* **DIRECTION**
Filter the listing and keep only the lines with the word "法定节假日不适用".

* **A run of records**
>>>

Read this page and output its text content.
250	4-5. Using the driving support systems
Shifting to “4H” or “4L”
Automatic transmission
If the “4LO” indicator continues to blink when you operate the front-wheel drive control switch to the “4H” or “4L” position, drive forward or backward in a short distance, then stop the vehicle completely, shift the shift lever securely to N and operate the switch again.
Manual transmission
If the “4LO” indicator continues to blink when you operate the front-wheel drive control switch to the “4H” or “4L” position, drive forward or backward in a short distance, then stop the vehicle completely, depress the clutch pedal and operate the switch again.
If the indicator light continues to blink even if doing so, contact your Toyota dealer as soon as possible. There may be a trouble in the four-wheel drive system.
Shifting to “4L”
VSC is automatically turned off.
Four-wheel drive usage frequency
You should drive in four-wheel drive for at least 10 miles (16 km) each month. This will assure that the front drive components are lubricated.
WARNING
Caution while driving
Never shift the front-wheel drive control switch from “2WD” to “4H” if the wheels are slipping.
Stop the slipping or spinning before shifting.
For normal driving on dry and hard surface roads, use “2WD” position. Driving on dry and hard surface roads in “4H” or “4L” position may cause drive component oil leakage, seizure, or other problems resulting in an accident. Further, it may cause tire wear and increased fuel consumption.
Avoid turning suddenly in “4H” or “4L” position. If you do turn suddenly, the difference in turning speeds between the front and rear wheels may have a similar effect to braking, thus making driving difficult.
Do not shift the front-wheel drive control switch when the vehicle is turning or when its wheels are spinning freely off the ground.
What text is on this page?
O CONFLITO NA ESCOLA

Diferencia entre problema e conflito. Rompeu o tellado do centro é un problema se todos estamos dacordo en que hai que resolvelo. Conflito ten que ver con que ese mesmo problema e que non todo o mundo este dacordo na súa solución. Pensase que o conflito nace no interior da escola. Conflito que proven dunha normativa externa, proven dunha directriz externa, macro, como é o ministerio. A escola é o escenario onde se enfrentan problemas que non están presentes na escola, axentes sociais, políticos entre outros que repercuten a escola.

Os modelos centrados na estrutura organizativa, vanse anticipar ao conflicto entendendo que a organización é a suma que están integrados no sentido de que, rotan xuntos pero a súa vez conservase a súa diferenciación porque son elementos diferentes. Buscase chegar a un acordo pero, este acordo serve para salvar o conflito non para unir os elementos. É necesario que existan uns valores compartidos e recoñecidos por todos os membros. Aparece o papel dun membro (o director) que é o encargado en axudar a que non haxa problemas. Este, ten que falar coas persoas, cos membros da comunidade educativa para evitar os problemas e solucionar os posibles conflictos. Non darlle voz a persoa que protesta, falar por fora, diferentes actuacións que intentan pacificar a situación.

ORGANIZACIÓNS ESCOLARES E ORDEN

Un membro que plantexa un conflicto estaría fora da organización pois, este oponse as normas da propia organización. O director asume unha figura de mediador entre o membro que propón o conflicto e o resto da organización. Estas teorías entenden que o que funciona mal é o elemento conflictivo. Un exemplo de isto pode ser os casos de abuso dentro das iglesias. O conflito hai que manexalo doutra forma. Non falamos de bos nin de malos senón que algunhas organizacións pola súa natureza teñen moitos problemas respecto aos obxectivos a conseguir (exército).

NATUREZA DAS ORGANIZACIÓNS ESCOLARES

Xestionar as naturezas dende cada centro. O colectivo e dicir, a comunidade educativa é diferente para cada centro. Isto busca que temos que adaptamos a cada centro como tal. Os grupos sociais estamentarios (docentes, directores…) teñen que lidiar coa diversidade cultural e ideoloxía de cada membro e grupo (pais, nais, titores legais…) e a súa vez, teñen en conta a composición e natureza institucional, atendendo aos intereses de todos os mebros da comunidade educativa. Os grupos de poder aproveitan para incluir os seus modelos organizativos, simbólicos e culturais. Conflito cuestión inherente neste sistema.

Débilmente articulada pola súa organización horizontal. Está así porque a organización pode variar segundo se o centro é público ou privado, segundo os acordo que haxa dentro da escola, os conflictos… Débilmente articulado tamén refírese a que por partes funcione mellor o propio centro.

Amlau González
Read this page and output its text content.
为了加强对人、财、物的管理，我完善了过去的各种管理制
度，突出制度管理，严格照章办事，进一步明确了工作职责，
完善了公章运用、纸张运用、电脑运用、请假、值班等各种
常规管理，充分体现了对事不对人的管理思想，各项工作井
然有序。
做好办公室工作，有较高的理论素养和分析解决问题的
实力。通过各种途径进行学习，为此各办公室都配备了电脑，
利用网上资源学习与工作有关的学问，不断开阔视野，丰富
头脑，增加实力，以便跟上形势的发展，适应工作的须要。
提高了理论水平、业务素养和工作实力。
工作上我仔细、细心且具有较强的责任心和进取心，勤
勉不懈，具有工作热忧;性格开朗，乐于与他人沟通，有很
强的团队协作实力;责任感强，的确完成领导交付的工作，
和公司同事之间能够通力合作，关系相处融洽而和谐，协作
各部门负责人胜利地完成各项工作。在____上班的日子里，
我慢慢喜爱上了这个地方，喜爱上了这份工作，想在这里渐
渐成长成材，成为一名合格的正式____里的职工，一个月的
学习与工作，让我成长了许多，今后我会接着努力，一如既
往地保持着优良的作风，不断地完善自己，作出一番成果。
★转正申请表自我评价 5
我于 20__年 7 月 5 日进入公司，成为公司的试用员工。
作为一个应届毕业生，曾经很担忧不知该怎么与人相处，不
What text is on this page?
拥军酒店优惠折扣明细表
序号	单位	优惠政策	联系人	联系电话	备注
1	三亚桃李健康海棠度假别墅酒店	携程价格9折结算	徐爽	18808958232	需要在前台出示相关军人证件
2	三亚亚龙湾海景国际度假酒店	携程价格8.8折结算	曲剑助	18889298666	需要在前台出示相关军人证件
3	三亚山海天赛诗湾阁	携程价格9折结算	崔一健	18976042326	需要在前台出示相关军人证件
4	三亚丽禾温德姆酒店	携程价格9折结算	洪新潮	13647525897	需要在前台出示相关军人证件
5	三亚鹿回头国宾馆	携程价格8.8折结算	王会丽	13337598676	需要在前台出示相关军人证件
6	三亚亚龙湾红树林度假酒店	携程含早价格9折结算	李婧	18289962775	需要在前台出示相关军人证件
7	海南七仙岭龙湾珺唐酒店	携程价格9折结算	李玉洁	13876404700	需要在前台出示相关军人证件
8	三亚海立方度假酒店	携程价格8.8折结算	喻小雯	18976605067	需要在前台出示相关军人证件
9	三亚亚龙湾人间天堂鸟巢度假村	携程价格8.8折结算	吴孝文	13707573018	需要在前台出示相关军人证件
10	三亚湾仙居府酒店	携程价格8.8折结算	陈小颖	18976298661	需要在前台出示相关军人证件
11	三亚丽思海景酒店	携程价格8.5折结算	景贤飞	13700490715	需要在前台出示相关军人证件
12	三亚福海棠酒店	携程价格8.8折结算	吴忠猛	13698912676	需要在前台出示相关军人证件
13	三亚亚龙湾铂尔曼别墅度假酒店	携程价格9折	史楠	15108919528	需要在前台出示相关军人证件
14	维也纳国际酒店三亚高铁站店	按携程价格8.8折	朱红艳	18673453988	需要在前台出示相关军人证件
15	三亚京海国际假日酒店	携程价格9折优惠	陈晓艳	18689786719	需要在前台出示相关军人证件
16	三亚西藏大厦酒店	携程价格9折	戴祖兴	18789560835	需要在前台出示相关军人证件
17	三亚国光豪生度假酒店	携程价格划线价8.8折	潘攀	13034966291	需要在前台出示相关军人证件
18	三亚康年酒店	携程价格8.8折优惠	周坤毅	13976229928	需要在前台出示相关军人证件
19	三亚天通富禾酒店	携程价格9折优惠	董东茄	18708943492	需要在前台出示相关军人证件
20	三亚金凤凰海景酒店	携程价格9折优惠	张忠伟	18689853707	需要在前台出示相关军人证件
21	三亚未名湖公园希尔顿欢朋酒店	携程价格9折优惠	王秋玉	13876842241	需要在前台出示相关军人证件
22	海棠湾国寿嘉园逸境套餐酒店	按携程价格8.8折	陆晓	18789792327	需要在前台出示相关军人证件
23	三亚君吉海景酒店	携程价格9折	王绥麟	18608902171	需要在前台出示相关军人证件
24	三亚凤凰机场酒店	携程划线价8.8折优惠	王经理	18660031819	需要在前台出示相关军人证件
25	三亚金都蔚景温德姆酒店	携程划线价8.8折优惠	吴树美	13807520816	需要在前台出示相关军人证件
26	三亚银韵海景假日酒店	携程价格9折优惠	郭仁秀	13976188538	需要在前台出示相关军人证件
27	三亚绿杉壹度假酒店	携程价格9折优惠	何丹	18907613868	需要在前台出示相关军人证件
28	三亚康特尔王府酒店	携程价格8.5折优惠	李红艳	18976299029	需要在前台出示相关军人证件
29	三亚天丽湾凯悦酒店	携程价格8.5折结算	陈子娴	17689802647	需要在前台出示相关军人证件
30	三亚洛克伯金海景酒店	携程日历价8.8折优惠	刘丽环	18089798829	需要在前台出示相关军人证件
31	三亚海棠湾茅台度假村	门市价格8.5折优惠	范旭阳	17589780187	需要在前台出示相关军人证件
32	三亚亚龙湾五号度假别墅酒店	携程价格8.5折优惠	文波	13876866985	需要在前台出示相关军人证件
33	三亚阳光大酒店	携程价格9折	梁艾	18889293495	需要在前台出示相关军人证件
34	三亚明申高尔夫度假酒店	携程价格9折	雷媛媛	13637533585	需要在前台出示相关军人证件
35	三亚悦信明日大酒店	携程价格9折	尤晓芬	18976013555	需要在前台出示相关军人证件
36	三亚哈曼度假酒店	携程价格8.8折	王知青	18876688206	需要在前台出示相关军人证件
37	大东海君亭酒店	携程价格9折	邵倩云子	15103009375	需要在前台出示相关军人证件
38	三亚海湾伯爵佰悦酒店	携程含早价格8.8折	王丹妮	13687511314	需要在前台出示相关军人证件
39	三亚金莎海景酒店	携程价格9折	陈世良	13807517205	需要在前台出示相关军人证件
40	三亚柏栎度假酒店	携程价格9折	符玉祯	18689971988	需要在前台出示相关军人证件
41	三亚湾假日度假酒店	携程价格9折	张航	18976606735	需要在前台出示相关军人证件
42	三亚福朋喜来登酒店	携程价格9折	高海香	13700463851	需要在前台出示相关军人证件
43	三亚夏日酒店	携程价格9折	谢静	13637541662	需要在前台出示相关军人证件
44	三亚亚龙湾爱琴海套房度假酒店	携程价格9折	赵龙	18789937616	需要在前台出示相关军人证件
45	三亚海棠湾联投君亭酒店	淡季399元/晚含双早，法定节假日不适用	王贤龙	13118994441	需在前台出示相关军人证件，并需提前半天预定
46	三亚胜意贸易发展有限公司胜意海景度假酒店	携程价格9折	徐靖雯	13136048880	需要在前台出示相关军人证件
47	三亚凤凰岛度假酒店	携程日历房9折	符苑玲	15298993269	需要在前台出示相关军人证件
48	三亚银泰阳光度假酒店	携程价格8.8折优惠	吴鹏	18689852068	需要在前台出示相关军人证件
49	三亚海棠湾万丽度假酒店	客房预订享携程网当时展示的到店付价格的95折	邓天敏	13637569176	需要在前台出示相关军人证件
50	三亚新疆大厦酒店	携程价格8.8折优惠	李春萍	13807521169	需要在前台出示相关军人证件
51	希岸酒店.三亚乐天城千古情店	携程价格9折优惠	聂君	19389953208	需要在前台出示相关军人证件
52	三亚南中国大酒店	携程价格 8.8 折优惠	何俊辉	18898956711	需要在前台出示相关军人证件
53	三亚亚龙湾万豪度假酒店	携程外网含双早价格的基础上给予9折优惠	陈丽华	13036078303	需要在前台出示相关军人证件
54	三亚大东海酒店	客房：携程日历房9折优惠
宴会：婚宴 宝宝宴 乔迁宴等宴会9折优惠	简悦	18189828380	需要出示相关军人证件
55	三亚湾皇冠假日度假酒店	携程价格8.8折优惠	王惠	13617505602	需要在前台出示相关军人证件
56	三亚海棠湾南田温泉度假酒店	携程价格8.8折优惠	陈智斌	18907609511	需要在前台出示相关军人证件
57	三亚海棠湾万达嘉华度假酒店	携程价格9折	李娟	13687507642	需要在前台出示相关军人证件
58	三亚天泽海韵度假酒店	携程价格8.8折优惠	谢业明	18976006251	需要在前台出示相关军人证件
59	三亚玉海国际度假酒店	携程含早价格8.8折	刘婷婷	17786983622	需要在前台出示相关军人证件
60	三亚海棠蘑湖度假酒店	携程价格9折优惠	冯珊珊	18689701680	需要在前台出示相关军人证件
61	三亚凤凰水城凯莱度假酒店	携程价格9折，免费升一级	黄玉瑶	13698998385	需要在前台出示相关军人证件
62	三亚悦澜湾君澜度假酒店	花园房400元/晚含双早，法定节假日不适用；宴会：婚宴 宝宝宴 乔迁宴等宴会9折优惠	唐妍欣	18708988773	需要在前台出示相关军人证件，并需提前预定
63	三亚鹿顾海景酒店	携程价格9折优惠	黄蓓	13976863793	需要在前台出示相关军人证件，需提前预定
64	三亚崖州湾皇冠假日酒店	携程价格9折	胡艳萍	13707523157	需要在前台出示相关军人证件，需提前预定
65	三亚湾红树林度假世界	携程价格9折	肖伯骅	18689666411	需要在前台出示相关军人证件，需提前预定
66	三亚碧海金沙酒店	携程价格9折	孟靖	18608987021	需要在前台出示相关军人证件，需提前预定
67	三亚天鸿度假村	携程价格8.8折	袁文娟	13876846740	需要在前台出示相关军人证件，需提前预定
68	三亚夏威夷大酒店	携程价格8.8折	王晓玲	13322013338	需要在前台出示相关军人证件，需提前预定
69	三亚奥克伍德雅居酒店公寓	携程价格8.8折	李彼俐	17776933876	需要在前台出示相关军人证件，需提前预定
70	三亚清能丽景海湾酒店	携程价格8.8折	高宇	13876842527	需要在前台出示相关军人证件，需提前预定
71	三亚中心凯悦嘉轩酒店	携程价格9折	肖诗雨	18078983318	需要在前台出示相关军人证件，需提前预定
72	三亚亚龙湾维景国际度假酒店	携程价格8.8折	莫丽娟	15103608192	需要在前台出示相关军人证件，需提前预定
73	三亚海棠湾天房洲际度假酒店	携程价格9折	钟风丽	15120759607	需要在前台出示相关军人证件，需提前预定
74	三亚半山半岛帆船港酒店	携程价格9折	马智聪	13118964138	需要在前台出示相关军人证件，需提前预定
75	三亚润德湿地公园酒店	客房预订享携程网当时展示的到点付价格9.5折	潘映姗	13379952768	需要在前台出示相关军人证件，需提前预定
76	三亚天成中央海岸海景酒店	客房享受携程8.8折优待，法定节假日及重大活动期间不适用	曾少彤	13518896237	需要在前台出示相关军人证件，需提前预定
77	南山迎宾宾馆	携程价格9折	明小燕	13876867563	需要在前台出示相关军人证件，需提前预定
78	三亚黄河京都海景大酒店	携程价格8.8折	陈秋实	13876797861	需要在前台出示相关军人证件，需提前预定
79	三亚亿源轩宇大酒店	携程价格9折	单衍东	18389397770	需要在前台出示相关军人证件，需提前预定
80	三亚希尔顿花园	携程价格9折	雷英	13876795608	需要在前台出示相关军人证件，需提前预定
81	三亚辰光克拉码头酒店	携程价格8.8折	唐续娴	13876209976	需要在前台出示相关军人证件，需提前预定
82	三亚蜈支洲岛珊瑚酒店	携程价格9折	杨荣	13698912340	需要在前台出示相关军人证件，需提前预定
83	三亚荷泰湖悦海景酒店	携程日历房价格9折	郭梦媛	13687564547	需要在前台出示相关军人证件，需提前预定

<<<

* **SOLUTION FOR THIS PROBLEM**
45	三亚海棠湾联投君亭酒店	淡季399元/晚含双早，法定节假日不适用	王贤龙	13118994441	需在前台出示相关军人证件，并需提前半天预定
62	三亚悦澜湾君澜度假酒店	花园房400元/晚含双早，法定节假日不适用；宴会：婚宴 宝宝宴 乔迁宴等宴会9折优惠	唐妍欣	18708988773	需要在前台出示相关军人证件，并需提前预定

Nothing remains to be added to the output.